* **RECORDS PROVIDED**

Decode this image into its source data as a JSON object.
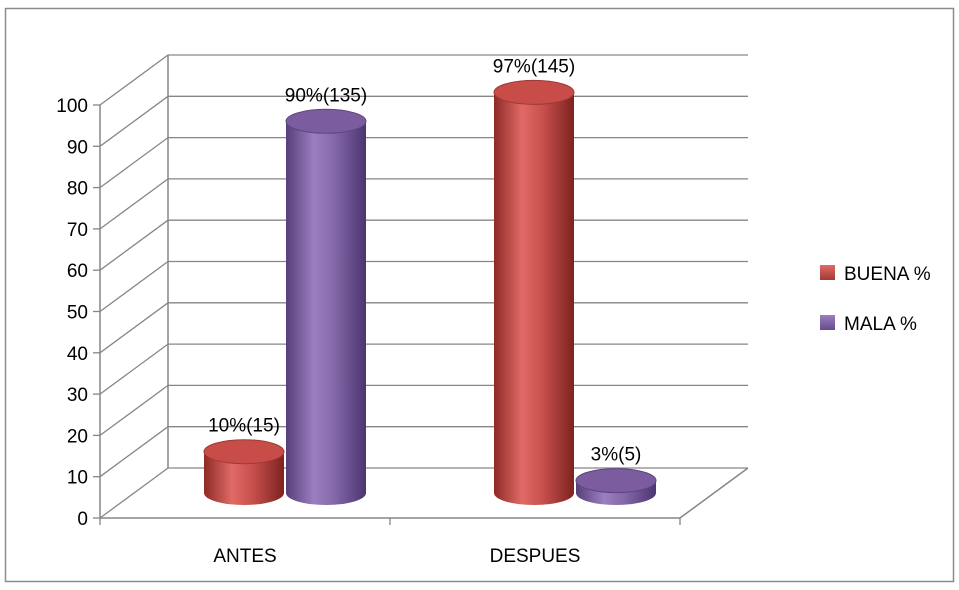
{
  "chart_data": {
    "type": "bar",
    "style": "3d-cylinder",
    "categories": [
      "ANTES",
      "DESPUES"
    ],
    "series": [
      {
        "name": "BUENA %",
        "color": "#c0504d",
        "values": [
          10,
          97
        ],
        "labels": [
          "10%(15)",
          "97%(145)"
        ]
      },
      {
        "name": "MALA %",
        "color": "#8064a2",
        "values": [
          90,
          3
        ],
        "labels": [
          "90%(135)",
          "3%(5)"
        ]
      }
    ],
    "ylim": [
      0,
      100
    ],
    "yticks": [
      "0",
      "10",
      "20",
      "30",
      "40",
      "50",
      "60",
      "70",
      "80",
      "90",
      "100"
    ],
    "grid": true,
    "legend_position": "right"
  }
}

* **AIM OF THE TASK**
Except for the pictures, copy every line of the records above exactly.

* **ANSWER BELOW**
Decode this image into its source data as a JSON object.
{
  "chart_data": {
    "type": "bar",
    "style": "3d-cylinder",
    "categories": [
      "ANTES",
      "DESPUES"
    ],
    "series": [
      {
        "name": "BUENA %",
        "color": "#c0504d",
        "values": [
          10,
          97
        ],
        "labels": [
          "10%(15)",
          "97%(145)"
        ]
      },
      {
        "name": "MALA %",
        "color": "#8064a2",
        "values": [
          90,
          3
        ],
        "labels": [
          "90%(135)",
          "3%(5)"
        ]
      }
    ],
    "ylim": [
      0,
      100
    ],
    "yticks": [
      "0",
      "10",
      "20",
      "30",
      "40",
      "50",
      "60",
      "70",
      "80",
      "90",
      "100"
    ],
    "grid": true,
    "legend_position": "right"
  }
}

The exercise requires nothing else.